[Records from a data collection]
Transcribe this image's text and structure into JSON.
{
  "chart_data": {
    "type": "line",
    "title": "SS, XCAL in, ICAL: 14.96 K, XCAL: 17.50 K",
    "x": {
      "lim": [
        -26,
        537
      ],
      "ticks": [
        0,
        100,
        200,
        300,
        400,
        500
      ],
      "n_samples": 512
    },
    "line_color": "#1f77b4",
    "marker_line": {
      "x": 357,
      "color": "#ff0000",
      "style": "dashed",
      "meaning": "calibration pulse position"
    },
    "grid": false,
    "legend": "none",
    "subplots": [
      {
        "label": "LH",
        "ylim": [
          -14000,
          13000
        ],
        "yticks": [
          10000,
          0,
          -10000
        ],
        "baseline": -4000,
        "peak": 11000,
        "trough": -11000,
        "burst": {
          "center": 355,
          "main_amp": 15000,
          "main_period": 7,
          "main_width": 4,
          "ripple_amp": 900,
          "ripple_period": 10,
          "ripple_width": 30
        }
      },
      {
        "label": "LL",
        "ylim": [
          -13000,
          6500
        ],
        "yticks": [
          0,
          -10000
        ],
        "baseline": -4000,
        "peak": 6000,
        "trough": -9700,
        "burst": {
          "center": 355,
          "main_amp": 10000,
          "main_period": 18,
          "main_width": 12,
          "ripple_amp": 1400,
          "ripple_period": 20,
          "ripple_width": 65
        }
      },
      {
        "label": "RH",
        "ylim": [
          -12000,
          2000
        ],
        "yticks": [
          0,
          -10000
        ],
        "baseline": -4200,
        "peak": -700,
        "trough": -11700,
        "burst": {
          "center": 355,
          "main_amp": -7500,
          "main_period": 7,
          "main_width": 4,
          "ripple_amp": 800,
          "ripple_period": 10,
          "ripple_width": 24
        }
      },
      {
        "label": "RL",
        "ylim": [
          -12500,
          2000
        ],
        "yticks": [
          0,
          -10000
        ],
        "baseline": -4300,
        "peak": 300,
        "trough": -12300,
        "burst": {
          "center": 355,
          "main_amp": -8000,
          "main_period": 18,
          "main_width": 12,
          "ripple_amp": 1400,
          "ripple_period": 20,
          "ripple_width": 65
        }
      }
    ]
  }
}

## [SET EXERCISE]
List every line above containing the word "baseline".

## [REPLY]
        "baseline": -4000,
        "baseline": -4000,
        "baseline": -4200,
        "baseline": -4300,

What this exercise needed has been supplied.